- Task instructions: Would you please copy each line of the data in which the string "Procedures" occurs?

- Data listing:
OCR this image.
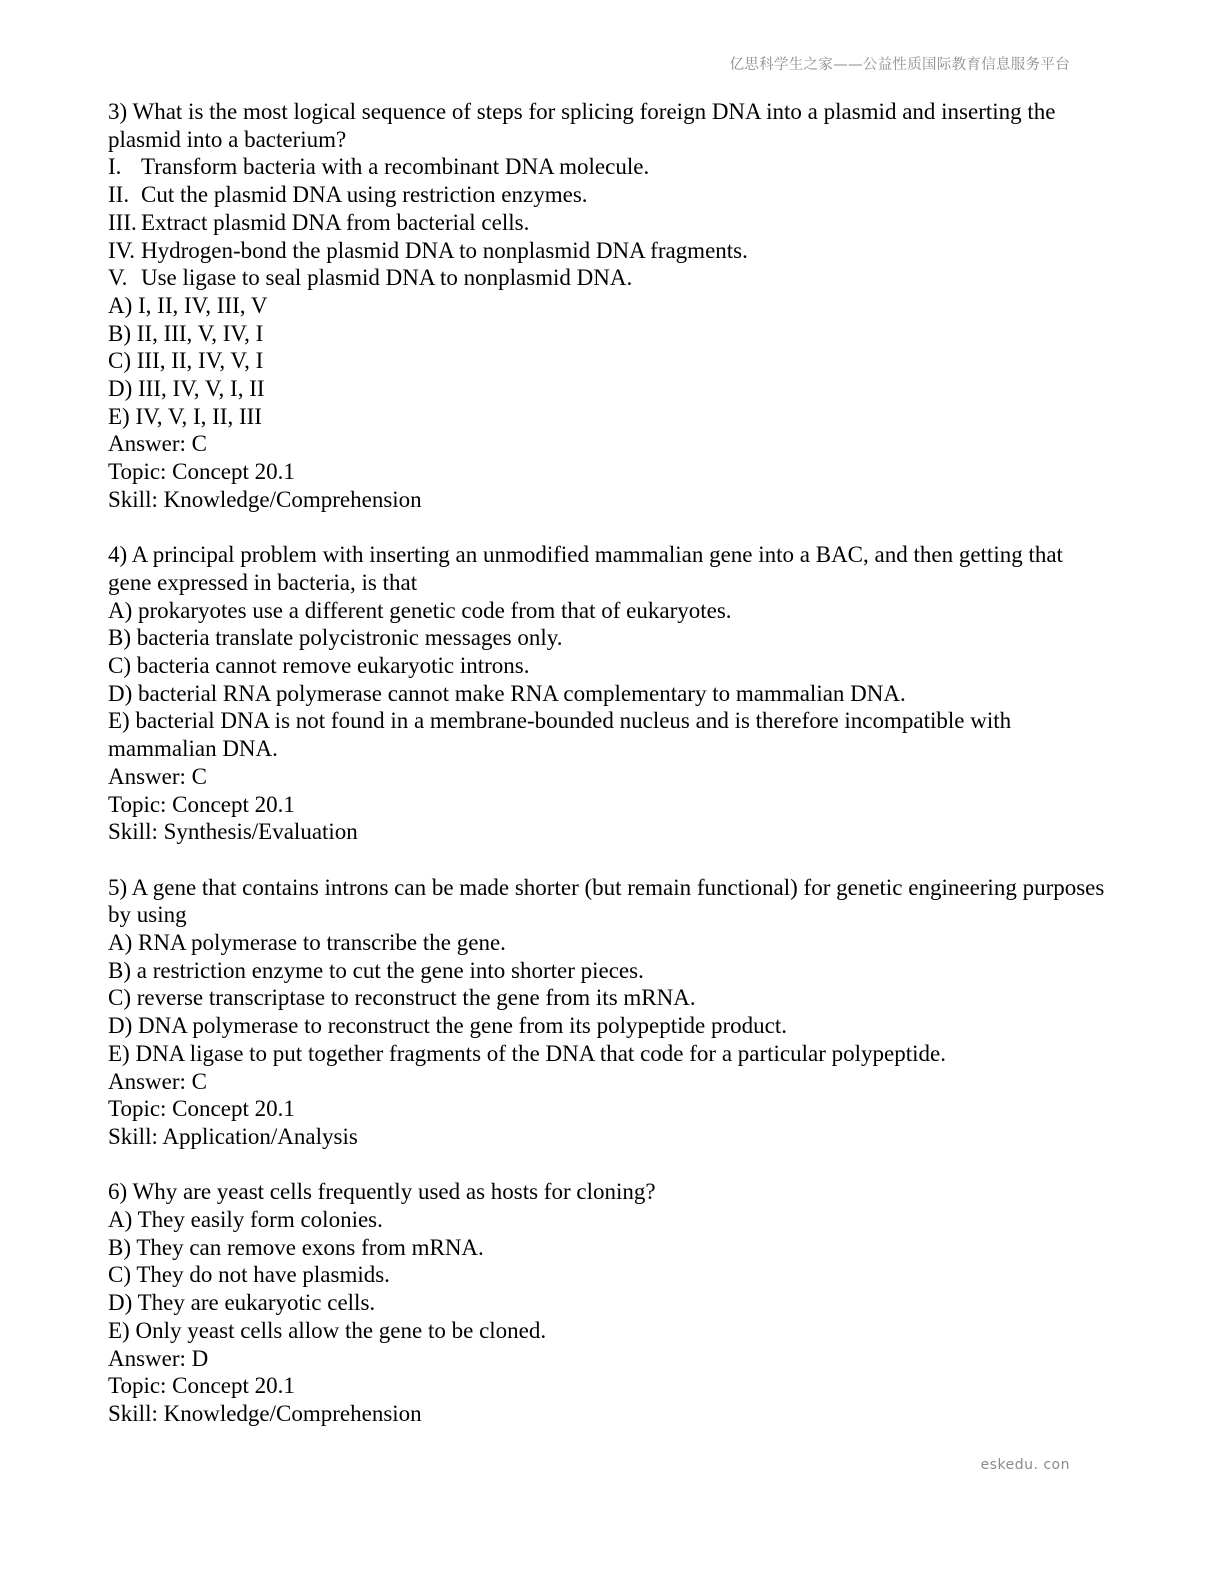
亿思科学生之家——公益性质国际教育信息服务平台
3) What is the most logical sequence of steps for splicing foreign DNA into a plasmid and inserting the plasmid into a bacterium?
I. Transform bacteria with a recombinant DNA molecule.
II. Cut the plasmid DNA using restriction enzymes.
III. Extract plasmid DNA from bacterial cells.
IV. Hydrogen-bond the plasmid DNA to nonplasmid DNA fragments.
V. Use ligase to seal plasmid DNA to nonplasmid DNA.
A) I, II, IV, III, V
B) II, III, V, IV, I
C) III, II, IV, V, I
D) III, IV, V, I, II
E) IV, V, I, II, III
Answer: C
Topic: Concept 20.1
Skill: Knowledge/Comprehension
4) A principal problem with inserting an unmodified mammalian gene into a BAC, and then getting that gene expressed in bacteria, is that
A) prokaryotes use a different genetic code from that of eukaryotes.
B) bacteria translate polycistronic messages only.
C) bacteria cannot remove eukaryotic introns.
D) bacterial RNA polymerase cannot make RNA complementary to mammalian DNA.
E) bacterial DNA is not found in a membrane-bounded nucleus and is therefore incompatible with mammalian DNA.
Answer: C
Topic: Concept 20.1
Skill: Synthesis/Evaluation
5) A gene that contains introns can be made shorter (but remain functional) for genetic engineering purposes by using
A) RNA polymerase to transcribe the gene.
B) a restriction enzyme to cut the gene into shorter pieces.
C) reverse transcriptase to reconstruct the gene from its mRNA.
D) DNA polymerase to reconstruct the gene from its polypeptide product.
E) DNA ligase to put together fragments of the DNA that code for a particular polypeptide.
Answer: C
Topic: Concept 20.1
Skill: Application/Analysis
6) Why are yeast cells frequently used as hosts for cloning?
A) They easily form colonies.
B) They can remove exons from mRNA.
C) They do not have plasmids.
D) They are eukaryotic cells.
E) Only yeast cells allow the gene to be cloned.
Answer: D
Topic: Concept 20.1
Skill: Knowledge/Comprehension
eskedu. con
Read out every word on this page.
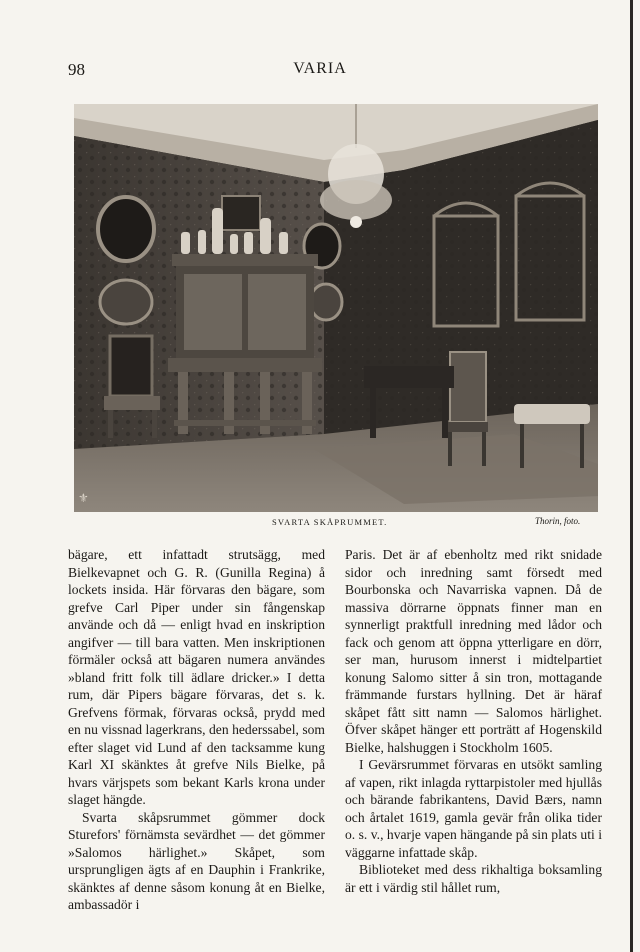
98	VARIA
⚜
SVARTA SKÅPRUMMET.	Thorin, foto.

bägare, ett infattadt strutsägg, med Bielkevapnet och G. R. (Gunilla Regina) å lockets insida. Här förvaras den bägare, som grefve Carl Piper under sin fångenskap använde och då — enligt hvad en inskription angifver — till bara vatten. Men inskriptionen förmäler också att bägaren numera användes »bland fritt folk till ädlare dricker.» I detta rum, där Pipers bägare förvaras, det s. k. Grefvens förmak, förvaras också, prydd med en nu vissnad lagerkrans, den hederssabel, som efter slaget vid Lund af den tacksamme kung Karl XI skänktes åt grefve Nils Bielke, på hvars värjspets som bekant Karls krona under slaget hängde.

Svarta skåpsrummet gömmer dock Sturefors' förnämsta sevärdhet — det gömmer »Salomos härlighet.» Skåpet, som ursprungligen ägts af en Dauphin i Frankrike, skänktes af denne såsom konung åt en Bielke, ambassadör i

Paris. Det är af ebenholtz med rikt snidade sidor och inredning samt försedt med Bourbonska och Navarriska vapnen. Då de massiva dörrarne öppnats finner man en synnerligt praktfull inredning med lådor och fack och genom att öppna ytterligare en dörr, ser man, hurusom innerst i midtelpartiet konung Salomo sitter å sin tron, mottagande främmande furstars hyllning. Det är häraf skåpet fått sitt namn — Salomos härlighet. Öfver skåpet hänger ett porträtt af Hogenskild Bielke, halshuggen i Stockholm 1605.

I Gevärsrummet förvaras en utsökt samling af vapen, rikt inlagda ryttarpistoler med hjullås och bärande fabrikantens, David Bærs, namn och årtalet 1619, gamla gevär från olika tider o. s. v., hvarje vapen hängande på sin plats uti i väggarne infattade skåp.

Biblioteket med dess rikhaltiga boksamling är ett i värdig stil hållet rum,
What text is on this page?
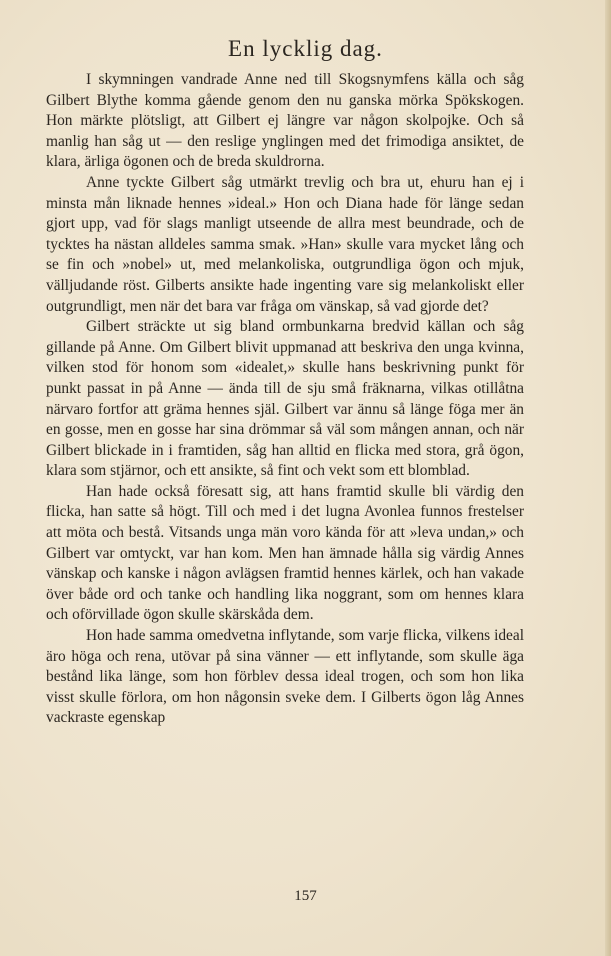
En lycklig dag.

I skymningen vandrade Anne ned till Skogsnymfens källa och såg Gilbert Blythe komma gående genom den nu ganska mörka Spökskogen. Hon märkte plötsligt, att Gilbert ej längre var någon skolpojke. Och så manlig han såg ut — den reslige ynglingen med det frimodiga ansiktet, de klara, ärliga ögonen och de breda skuldrorna.

Anne tyckte Gilbert såg utmärkt trevlig och bra ut, ehuru han ej i minsta mån liknade hennes »ideal.» Hon och Diana hade för länge sedan gjort upp, vad för slags manligt utseende de allra mest beundrade, och de tycktes ha nästan alldeles samma smak. »Han» skulle vara mycket lång och se fin och »nobel» ut, med melankoliska, outgrundliga ögon och mjuk, välljudande röst. Gilberts ansikte hade ingenting vare sig melankoliskt eller outgrundligt, men när det bara var fråga om vänskap, så vad gjorde det?

Gilbert sträckte ut sig bland ormbunkarna bredvid källan och såg gillande på Anne. Om Gilbert blivit uppmanad att beskriva den unga kvinna, vilken stod för honom som «idealet,» skulle hans beskrivning punkt för punkt passat in på Anne — ända till de sju små fräknarna, vilkas otillåtna närvaro fortfor att gräma hennes själ. Gilbert var ännu så länge föga mer än en gosse, men en gosse har sina drömmar så väl som mången annan, och när Gilbert blickade in i framtiden, såg han alltid en flicka med stora, grå ögon, klara som stjärnor, och ett ansikte, så fint och vekt som ett blomblad.

Han hade också föresatt sig, att hans framtid skulle bli värdig den flicka, han satte så högt. Till och med i det lugna Avonlea funnos frestelser att möta och bestå. Vitsands unga män voro kända för att »leva undan,» och Gilbert var omtyckt, var han kom. Men han ämnade hålla sig värdig Annes vänskap och kanske i någon avlägsen framtid hennes kärlek, och han vakade över både ord och tanke och handling lika noggrant, som om hennes klara och oförvillade ögon skulle skärskåda dem.

Hon hade samma omedvetna inflytande, som varje flicka, vilkens ideal äro höga och rena, utövar på sina vänner — ett inflytande, som skulle äga bestånd lika länge, som hon förblev dessa ideal trogen, och som hon lika visst skulle förlora, om hon någonsin sveke dem. I Gilberts ögon låg Annes vackraste egenskap

157
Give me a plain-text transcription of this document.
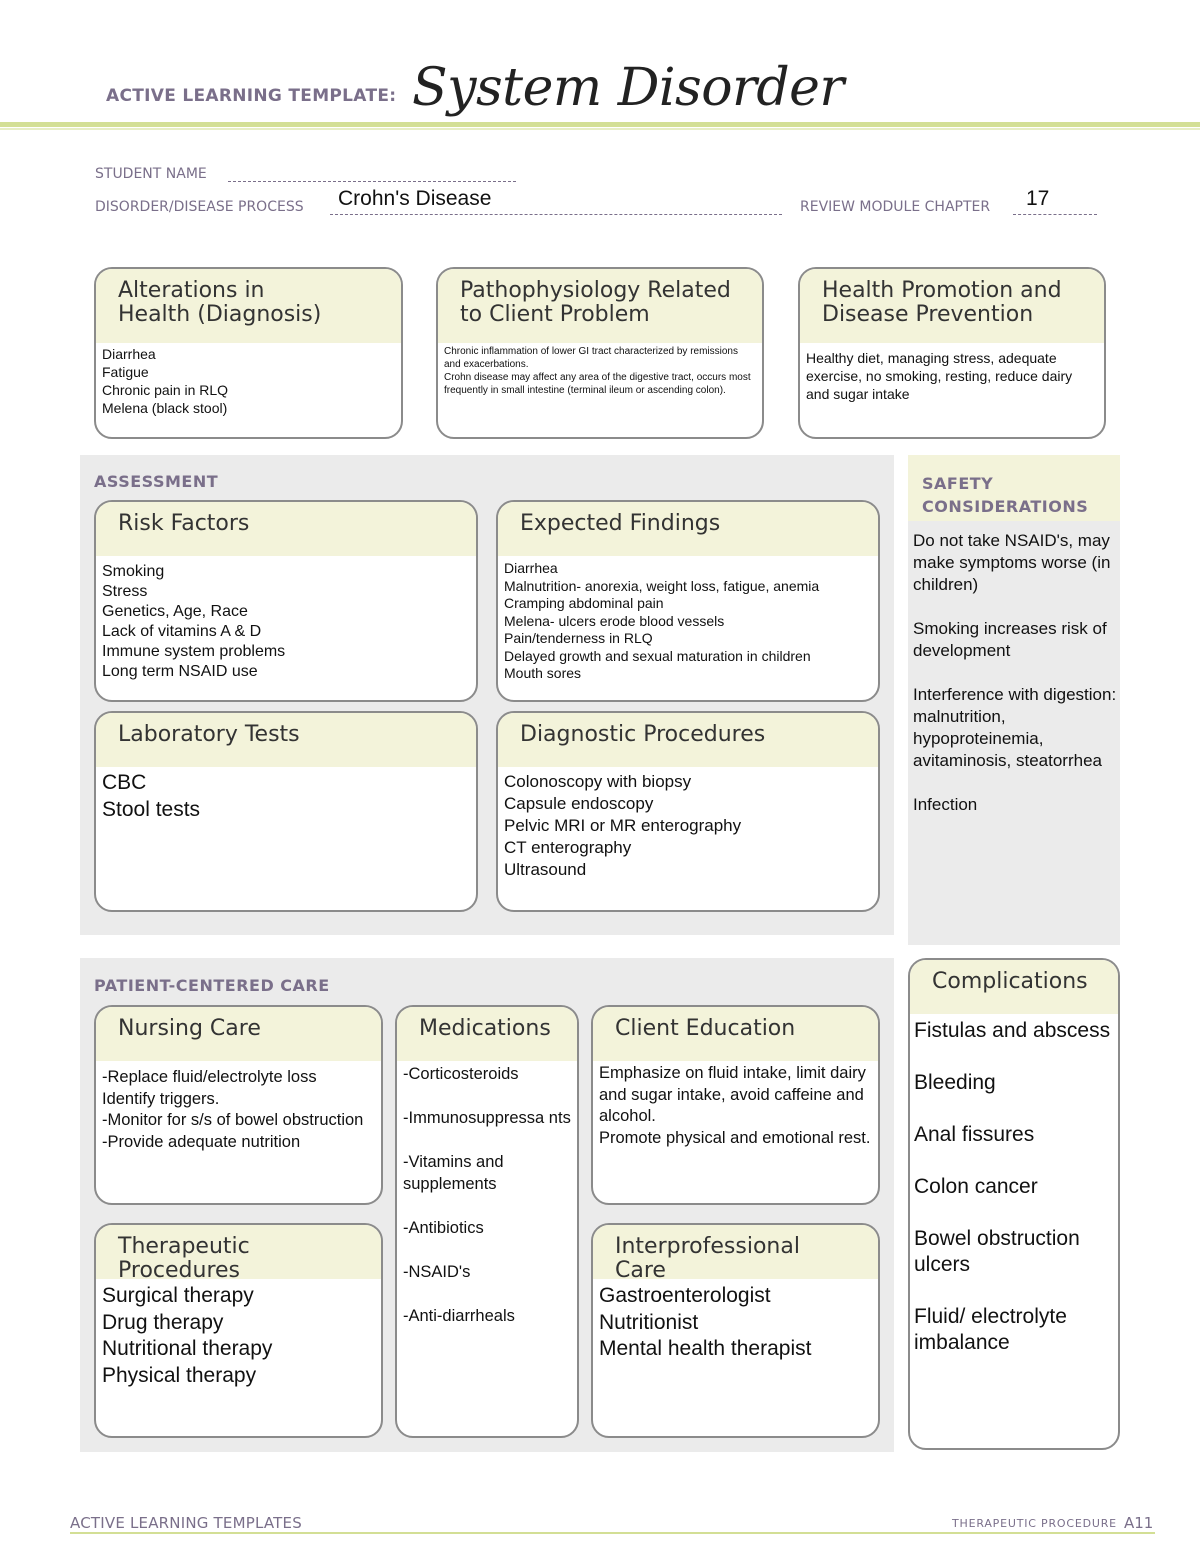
ACTIVE LEARNING TEMPLATE: System Disorder
STUDENT NAME
DISORDER/DISEASE PROCESS Crohn's Disease	REVIEW MODULE CHAPTER 17
Alterations in
Health (Diagnosis)
Diarrhea
Fatigue
Chronic pain in RLQ
Melena (black stool)
Pathophysiology Related
to Client Problem
Chronic inflammation of lower GI tract characterized by remissions and exacerbations.
Crohn disease may affect any area of the digestive tract, occurs most frequently in small intestine (terminal ileum or ascending colon).
Health Promotion and
Disease Prevention
Healthy diet, managing stress, adequate exercise, no smoking, resting, reduce dairy and sugar intake
ASSESSMENT
Risk Factors
Smoking
Stress
Genetics, Age, Race
Lack of vitamins A & D
Immune system problems
Long term NSAID use
Expected Findings
Diarrhea
Malnutrition- anorexia, weight loss, fatigue, anemia
Cramping abdominal pain
Melena- ulcers erode blood vessels
Pain/tenderness in RLQ
Delayed growth and sexual maturation in children
Mouth sores
Laboratory Tests
CBC
Stool tests
Diagnostic Procedures
Colonoscopy with biopsy
Capsule endoscopy
Pelvic MRI or MR enterography
CT enterography
Ultrasound
SAFETY
CONSIDERATIONS
Do not take NSAID's, may make symptoms worse (in children)

Smoking increases risk of development

Interference with digestion: malnutrition, hypoproteinemia, avitaminosis, steatorrhea

Infection
PATIENT-CENTERED CARE
Nursing Care
-Replace fluid/electrolyte loss
Identify triggers.
-Monitor for s/s of bowel obstruction
-Provide adequate nutrition
Medications
-Corticosteroids

-Immunosuppressa nts

-Vitamins and supplements

-Antibiotics

-NSAID's

-Anti-diarrheals
Client Education
Emphasize on fluid intake, limit dairy and sugar intake, avoid caffeine and alcohol.
Promote physical and emotional rest.
Therapeutic Procedures
Surgical therapy
Drug therapy
Nutritional therapy
Physical therapy
Interprofessional Care
Gastroenterologist
Nutritionist
Mental health therapist
Complications
Fistulas and abscess

Bleeding

Anal fissures

Colon cancer

Bowel obstruction ulcers

Fluid/ electrolyte imbalance
ACTIVE LEARNING TEMPLATES	THERAPEUTIC PROCEDURE A11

- Response area:
Diagnostic Procedures
Therapeutic Procedures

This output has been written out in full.